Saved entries
####################

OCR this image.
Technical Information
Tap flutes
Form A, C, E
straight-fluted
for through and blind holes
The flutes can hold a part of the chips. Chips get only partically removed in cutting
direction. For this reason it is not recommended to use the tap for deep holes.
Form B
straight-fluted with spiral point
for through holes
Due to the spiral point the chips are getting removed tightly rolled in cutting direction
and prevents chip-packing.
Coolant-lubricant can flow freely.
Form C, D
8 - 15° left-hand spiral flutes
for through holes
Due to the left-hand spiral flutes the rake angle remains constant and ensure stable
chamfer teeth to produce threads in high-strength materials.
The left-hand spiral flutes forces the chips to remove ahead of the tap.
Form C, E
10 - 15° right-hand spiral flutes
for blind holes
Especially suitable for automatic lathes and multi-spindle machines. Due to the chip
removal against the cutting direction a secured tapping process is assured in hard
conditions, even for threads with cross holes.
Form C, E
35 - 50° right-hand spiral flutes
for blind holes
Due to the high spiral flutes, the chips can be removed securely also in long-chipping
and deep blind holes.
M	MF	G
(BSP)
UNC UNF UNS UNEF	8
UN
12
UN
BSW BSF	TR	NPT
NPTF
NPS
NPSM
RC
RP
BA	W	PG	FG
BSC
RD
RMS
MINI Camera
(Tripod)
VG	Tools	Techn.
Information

####################

▶ **Required task**: Your task is to pick out every line with the string "straight" and copy it.

▶ **Task result**:
straight-fluted
straight-fluted with spiral point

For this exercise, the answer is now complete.